(Part of a data file):
....................
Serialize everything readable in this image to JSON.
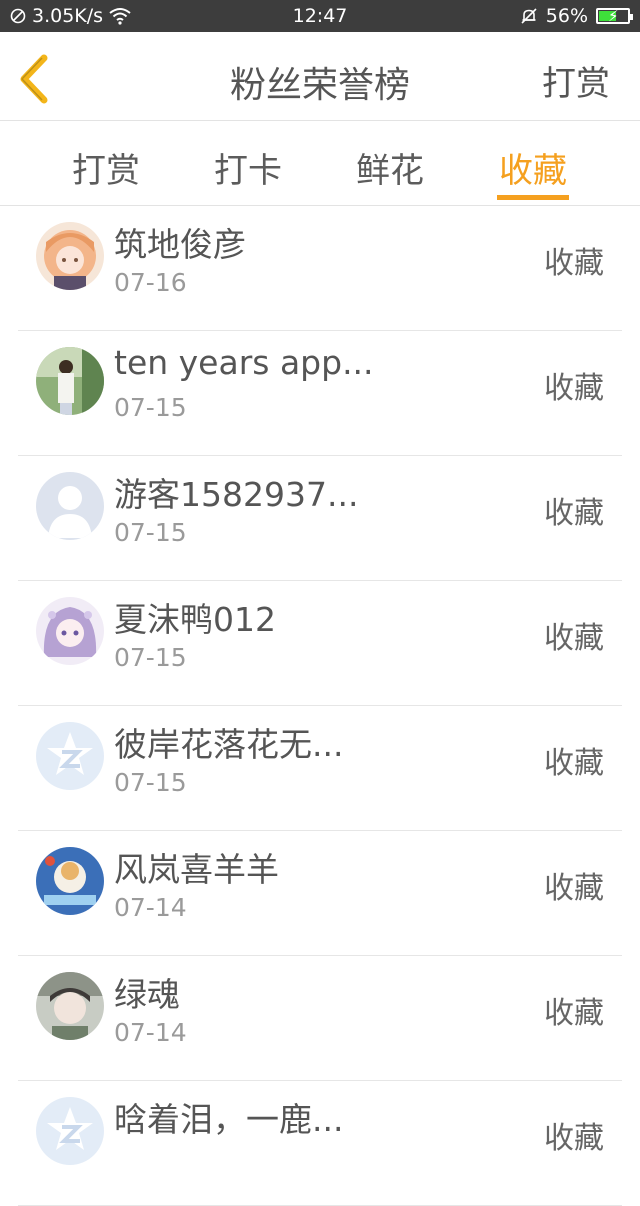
{
  "status_bar": {
    "speed": "3.05K/s",
    "time": "12:47",
    "battery": "56%",
    "battery_level": 0.56
  },
  "header": {
    "title": "粉丝荣誉榜",
    "action": "打赏"
  },
  "tabs": [
    {
      "label": "打赏",
      "active": false
    },
    {
      "label": "打卡",
      "active": false
    },
    {
      "label": "鲜花",
      "active": false
    },
    {
      "label": "收藏",
      "active": true
    }
  ],
  "list": [
    {
      "name": "筑地俊彦",
      "date": "07-16",
      "action": "收藏",
      "avatar": "anime-girl-orange"
    },
    {
      "name": "ten years app...",
      "date": "07-15",
      "action": "收藏",
      "avatar": "photo-green"
    },
    {
      "name": "游客1582937...",
      "date": "07-15",
      "action": "收藏",
      "avatar": "default-person"
    },
    {
      "name": "夏沫鸭012",
      "date": "07-15",
      "action": "收藏",
      "avatar": "anime-girl-purple"
    },
    {
      "name": "彼岸花落花无...",
      "date": "07-15",
      "action": "收藏",
      "avatar": "qq-logo"
    },
    {
      "name": "风岚喜羊羊",
      "date": "07-14",
      "action": "收藏",
      "avatar": "anime-blue"
    },
    {
      "name": "绿魂",
      "date": "07-14",
      "action": "收藏",
      "avatar": "photo-grey"
    },
    {
      "name": "晗着泪，一鹿...",
      "date": "",
      "action": "收藏",
      "avatar": "qq-logo"
    }
  ],
  "colors": {
    "accent": "#f5a01f",
    "status_bar": "#3d3d3d",
    "text": "#555555",
    "subtext": "#9a9a9a"
  }
}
....................
(DO THIS): Among the records above, find each line holding the string "avatar" and pull it out.

(RESPONSE BELOW):
      "avatar": "anime-girl-orange"
      "avatar": "photo-green"
      "avatar": "default-person"
      "avatar": "anime-girl-purple"
      "avatar": "qq-logo"
      "avatar": "anime-blue"
      "avatar": "photo-grey"
      "avatar": "qq-logo"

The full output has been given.